*Task objective*: Scan the entries below for the word "JSON". Copy each line that has it.

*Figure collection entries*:
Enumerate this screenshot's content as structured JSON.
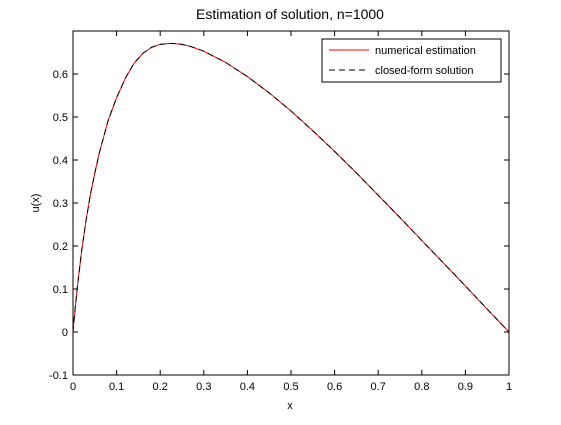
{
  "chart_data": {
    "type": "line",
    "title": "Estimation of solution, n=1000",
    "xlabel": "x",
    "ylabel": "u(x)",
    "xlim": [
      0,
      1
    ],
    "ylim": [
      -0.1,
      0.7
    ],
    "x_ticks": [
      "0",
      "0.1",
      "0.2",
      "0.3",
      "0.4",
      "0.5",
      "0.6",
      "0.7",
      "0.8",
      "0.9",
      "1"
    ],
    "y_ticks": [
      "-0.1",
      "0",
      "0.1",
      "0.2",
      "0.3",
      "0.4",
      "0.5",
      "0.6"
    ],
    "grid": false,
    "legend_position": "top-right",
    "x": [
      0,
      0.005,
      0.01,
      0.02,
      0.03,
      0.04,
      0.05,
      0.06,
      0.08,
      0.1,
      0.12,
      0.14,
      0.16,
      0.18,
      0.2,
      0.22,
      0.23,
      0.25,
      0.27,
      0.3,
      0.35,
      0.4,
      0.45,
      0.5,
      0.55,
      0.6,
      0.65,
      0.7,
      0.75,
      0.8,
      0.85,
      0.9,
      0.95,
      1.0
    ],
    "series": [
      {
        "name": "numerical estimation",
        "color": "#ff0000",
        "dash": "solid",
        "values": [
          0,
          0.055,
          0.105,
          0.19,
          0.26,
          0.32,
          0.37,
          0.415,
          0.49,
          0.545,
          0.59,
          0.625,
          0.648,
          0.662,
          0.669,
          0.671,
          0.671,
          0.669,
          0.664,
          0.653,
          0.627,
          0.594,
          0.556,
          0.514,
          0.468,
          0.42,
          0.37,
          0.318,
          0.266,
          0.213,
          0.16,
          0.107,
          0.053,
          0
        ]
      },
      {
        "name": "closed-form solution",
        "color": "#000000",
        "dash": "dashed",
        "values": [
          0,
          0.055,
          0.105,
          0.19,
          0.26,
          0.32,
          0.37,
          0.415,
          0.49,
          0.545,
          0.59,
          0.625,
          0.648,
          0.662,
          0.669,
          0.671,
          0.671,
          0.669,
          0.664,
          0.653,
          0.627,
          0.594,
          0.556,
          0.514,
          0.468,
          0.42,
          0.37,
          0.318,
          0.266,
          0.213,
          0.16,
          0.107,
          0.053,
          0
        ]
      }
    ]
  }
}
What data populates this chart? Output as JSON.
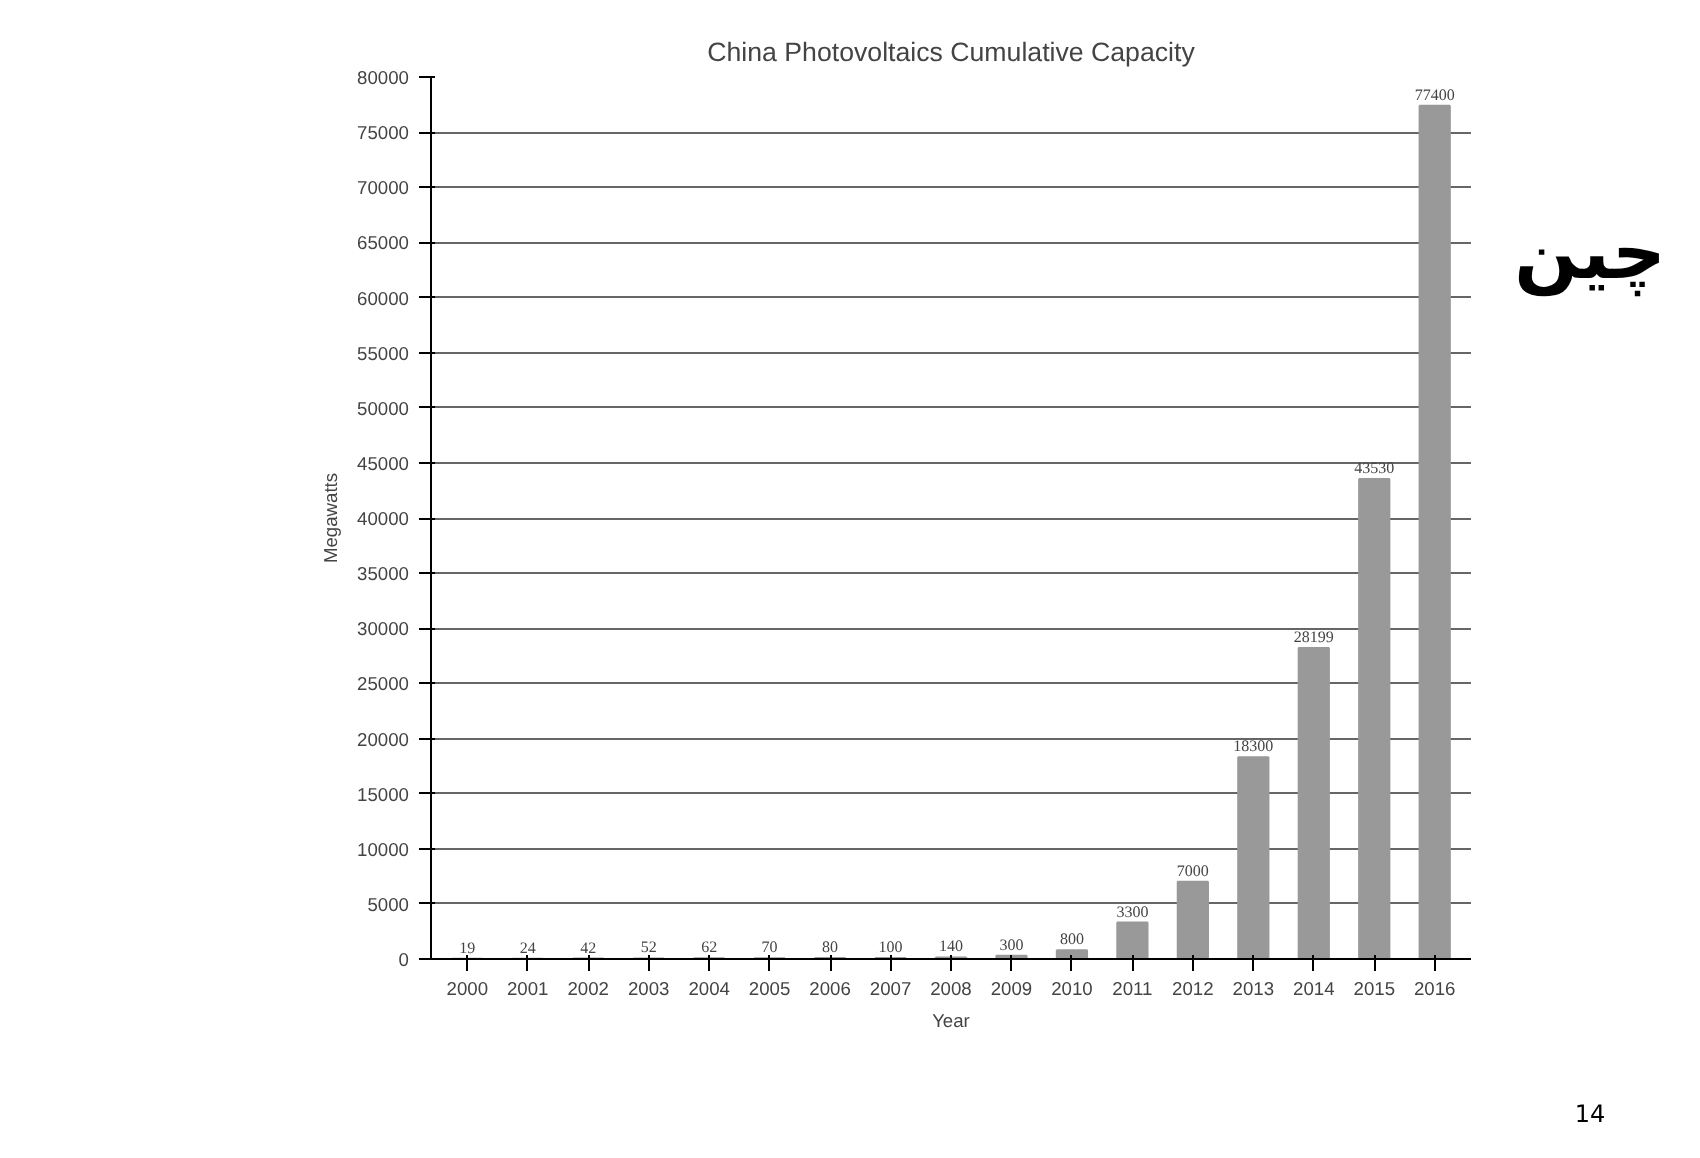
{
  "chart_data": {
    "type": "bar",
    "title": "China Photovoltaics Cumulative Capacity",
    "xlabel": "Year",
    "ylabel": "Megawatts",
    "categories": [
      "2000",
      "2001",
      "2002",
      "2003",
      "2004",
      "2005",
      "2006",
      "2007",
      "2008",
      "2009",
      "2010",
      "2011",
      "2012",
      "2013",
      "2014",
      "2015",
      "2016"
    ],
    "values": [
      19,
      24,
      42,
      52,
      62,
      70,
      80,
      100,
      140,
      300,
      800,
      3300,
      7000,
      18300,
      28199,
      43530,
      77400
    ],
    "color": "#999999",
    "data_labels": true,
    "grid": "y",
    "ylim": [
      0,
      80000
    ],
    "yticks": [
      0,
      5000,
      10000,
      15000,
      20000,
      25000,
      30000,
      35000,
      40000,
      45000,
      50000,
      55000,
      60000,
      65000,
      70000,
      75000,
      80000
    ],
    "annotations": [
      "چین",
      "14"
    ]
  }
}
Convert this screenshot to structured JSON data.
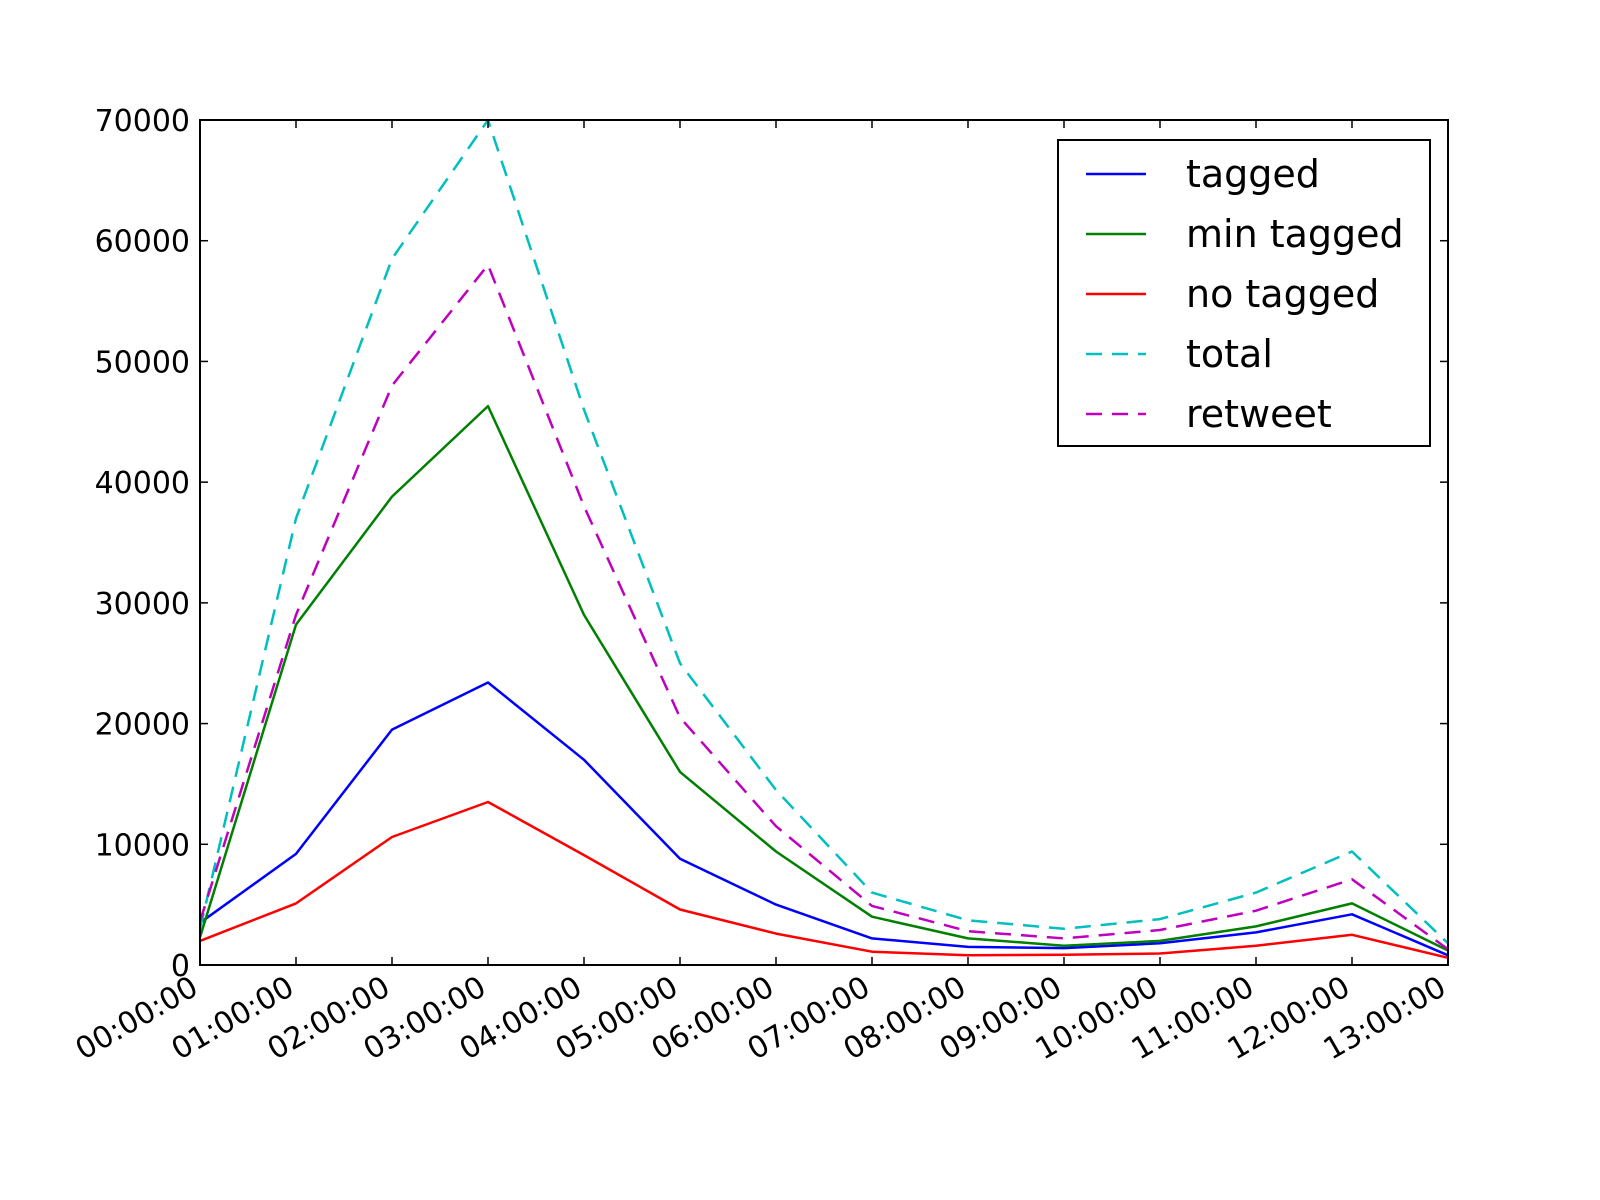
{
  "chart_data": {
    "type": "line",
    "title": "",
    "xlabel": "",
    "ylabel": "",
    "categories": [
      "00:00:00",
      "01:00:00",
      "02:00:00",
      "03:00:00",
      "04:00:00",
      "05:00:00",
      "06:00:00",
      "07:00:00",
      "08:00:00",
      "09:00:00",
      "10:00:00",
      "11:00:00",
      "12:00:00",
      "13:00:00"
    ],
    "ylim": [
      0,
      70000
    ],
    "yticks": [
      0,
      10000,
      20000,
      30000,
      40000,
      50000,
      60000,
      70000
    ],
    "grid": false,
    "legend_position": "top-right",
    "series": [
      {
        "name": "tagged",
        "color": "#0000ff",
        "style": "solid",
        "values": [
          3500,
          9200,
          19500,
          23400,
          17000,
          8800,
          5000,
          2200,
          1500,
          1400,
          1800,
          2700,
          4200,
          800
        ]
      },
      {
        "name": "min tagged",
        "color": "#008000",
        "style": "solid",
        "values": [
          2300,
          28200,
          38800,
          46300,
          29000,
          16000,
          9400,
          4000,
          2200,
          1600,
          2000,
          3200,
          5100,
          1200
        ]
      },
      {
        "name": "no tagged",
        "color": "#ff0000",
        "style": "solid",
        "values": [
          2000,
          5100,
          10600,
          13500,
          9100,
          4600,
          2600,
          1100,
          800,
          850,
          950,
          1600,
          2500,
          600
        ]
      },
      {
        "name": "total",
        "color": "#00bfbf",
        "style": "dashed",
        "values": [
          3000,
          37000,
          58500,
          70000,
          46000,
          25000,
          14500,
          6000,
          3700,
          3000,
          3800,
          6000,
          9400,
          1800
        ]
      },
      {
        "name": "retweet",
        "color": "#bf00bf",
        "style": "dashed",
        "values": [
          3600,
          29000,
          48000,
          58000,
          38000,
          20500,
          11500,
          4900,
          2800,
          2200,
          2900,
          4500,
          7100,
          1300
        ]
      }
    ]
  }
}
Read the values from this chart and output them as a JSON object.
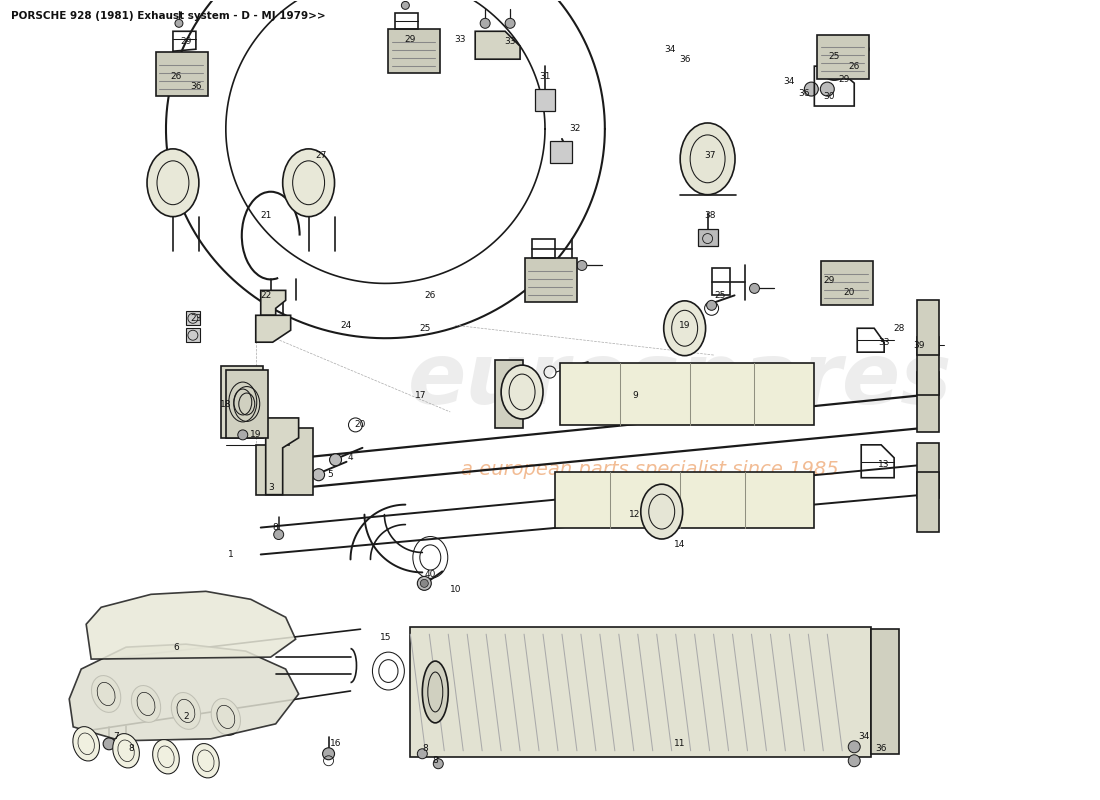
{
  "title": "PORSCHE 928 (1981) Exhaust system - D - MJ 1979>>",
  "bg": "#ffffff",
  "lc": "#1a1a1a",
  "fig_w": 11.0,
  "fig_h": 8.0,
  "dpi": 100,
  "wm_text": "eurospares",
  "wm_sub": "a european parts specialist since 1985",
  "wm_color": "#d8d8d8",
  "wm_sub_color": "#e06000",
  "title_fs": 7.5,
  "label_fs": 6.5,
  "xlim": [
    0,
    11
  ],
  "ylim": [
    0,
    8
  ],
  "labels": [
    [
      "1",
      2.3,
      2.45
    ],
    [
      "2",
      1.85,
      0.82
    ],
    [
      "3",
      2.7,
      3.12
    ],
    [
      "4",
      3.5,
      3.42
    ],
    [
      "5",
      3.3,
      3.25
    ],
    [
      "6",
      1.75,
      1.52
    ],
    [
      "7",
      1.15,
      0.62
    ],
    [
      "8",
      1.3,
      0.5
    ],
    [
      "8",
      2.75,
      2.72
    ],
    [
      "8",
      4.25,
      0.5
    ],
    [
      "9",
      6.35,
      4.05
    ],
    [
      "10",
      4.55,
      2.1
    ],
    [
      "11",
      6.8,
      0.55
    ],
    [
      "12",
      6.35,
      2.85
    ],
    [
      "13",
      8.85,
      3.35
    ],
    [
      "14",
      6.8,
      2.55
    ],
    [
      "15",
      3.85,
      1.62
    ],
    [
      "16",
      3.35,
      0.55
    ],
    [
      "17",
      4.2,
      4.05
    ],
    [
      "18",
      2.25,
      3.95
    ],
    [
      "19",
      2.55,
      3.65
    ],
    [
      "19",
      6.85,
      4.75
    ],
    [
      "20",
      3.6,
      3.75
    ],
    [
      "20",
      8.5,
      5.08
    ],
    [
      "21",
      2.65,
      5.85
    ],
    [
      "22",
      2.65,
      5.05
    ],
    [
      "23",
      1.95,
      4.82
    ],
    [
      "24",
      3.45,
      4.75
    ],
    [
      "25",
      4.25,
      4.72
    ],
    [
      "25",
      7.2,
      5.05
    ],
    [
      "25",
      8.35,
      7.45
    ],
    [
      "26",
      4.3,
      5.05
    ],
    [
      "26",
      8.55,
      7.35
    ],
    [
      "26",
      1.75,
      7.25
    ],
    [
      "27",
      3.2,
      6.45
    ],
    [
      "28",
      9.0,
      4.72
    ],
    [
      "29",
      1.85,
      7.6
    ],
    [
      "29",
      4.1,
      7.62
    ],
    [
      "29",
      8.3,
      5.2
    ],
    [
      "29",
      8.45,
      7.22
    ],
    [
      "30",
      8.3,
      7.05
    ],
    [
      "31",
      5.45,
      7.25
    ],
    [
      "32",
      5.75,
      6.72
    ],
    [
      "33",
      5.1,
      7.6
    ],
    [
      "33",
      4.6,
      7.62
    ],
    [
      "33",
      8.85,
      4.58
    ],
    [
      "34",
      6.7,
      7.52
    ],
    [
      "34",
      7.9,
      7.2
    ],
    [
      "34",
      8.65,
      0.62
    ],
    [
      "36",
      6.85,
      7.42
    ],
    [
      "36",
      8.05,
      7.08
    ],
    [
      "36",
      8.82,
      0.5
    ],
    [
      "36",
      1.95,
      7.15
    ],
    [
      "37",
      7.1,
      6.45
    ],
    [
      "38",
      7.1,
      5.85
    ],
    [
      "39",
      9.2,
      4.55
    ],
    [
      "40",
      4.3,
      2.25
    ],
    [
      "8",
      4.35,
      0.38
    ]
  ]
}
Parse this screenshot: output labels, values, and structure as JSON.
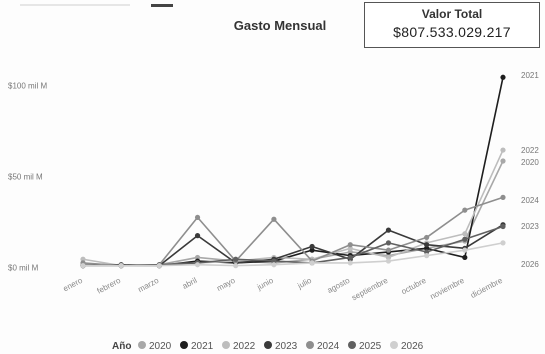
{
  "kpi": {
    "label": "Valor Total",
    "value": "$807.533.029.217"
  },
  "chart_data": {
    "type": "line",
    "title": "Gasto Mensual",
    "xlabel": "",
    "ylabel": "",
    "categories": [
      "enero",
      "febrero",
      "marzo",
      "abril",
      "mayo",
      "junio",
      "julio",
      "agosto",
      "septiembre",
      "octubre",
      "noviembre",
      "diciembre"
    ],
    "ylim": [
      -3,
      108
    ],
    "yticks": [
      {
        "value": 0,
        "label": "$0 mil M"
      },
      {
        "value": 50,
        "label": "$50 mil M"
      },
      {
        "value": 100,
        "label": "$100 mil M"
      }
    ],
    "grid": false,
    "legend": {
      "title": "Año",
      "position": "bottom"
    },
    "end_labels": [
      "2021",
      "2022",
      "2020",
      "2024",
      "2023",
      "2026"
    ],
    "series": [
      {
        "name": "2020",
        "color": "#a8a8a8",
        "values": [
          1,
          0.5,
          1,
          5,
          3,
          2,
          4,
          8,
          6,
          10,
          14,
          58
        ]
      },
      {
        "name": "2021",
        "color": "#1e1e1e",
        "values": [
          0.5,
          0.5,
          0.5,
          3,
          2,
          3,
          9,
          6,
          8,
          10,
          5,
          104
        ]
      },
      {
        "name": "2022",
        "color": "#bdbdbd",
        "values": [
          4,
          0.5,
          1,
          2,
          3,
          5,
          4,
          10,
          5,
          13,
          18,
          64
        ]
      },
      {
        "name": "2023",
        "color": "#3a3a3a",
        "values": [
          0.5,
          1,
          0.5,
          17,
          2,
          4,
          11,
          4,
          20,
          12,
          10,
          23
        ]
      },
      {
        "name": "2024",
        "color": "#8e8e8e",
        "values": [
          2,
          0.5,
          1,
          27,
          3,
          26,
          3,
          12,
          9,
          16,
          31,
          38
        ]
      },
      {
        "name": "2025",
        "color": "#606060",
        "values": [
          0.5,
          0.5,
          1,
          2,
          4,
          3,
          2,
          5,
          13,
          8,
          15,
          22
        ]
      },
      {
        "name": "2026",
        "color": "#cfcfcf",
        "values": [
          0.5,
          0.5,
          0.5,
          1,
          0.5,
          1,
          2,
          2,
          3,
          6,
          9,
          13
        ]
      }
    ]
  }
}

*Finished exercise*:
Enumerate this screenshot's content as structured JSON.
What data populates this chart? Output as JSON.
Convert this screenshot to structured JSON data.
Read the values from this chart and output them as a JSON object.
Parse this screenshot: output labels, values, and structure as JSON.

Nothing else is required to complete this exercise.